----- Exercise data
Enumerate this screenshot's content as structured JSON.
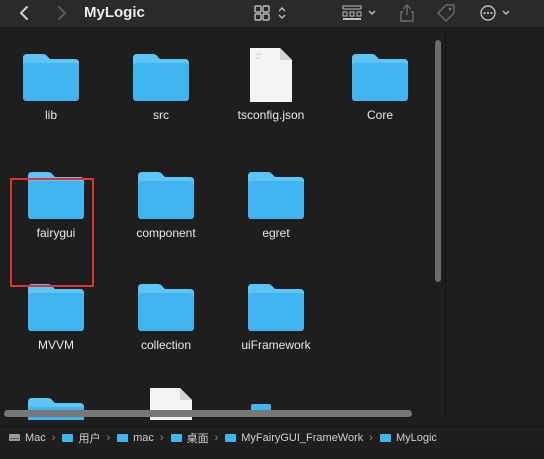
{
  "window": {
    "title": "MyLogic"
  },
  "toolbar": {
    "back": "chevron-left-icon",
    "forward": "chevron-right-icon",
    "view_mode": "grid-view-icon",
    "group": "group-by-icon",
    "share": "share-icon",
    "tag": "tag-icon",
    "more": "more-icon"
  },
  "items": [
    {
      "label": "lib",
      "kind": "folder"
    },
    {
      "label": "src",
      "kind": "folder"
    },
    {
      "label": "tsconfig.json",
      "kind": "file"
    },
    {
      "label": "Core",
      "kind": "folder"
    },
    {
      "label": "fairygui",
      "kind": "folder",
      "selected": true
    },
    {
      "label": "component",
      "kind": "folder"
    },
    {
      "label": "egret",
      "kind": "folder"
    },
    {
      "label": "MVVM",
      "kind": "folder"
    },
    {
      "label": "collection",
      "kind": "folder"
    },
    {
      "label": "uiFramework",
      "kind": "folder"
    }
  ],
  "pathbar": [
    {
      "label": "Mac",
      "icon": "disk-icon"
    },
    {
      "label": "用户",
      "icon": "folder-icon"
    },
    {
      "label": "mac",
      "icon": "folder-icon"
    },
    {
      "label": "桌面",
      "icon": "folder-icon"
    },
    {
      "label": "MyFairyGUI_FrameWork",
      "icon": "folder-icon"
    },
    {
      "label": "MyLogic",
      "icon": "folder-icon"
    }
  ],
  "colors": {
    "folder": "#3fb4ee",
    "folder_tab": "#5ec4f3",
    "selection": "#e03232"
  }
}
----------
Your instructions
Retype each entry precisely. Skip images entirely.

Solution to this problem
Enumerate this screenshot's content as structured JSON.
{
  "window": {
    "title": "MyLogic"
  },
  "toolbar": {
    "back": "chevron-left-icon",
    "forward": "chevron-right-icon",
    "view_mode": "grid-view-icon",
    "group": "group-by-icon",
    "share": "share-icon",
    "tag": "tag-icon",
    "more": "more-icon"
  },
  "items": [
    {
      "label": "lib",
      "kind": "folder"
    },
    {
      "label": "src",
      "kind": "folder"
    },
    {
      "label": "tsconfig.json",
      "kind": "file"
    },
    {
      "label": "Core",
      "kind": "folder"
    },
    {
      "label": "fairygui",
      "kind": "folder",
      "selected": true
    },
    {
      "label": "component",
      "kind": "folder"
    },
    {
      "label": "egret",
      "kind": "folder"
    },
    {
      "label": "MVVM",
      "kind": "folder"
    },
    {
      "label": "collection",
      "kind": "folder"
    },
    {
      "label": "uiFramework",
      "kind": "folder"
    }
  ],
  "pathbar": [
    {
      "label": "Mac",
      "icon": "disk-icon"
    },
    {
      "label": "用户",
      "icon": "folder-icon"
    },
    {
      "label": "mac",
      "icon": "folder-icon"
    },
    {
      "label": "桌面",
      "icon": "folder-icon"
    },
    {
      "label": "MyFairyGUI_FrameWork",
      "icon": "folder-icon"
    },
    {
      "label": "MyLogic",
      "icon": "folder-icon"
    }
  ],
  "colors": {
    "folder": "#3fb4ee",
    "folder_tab": "#5ec4f3",
    "selection": "#e03232"
  }
}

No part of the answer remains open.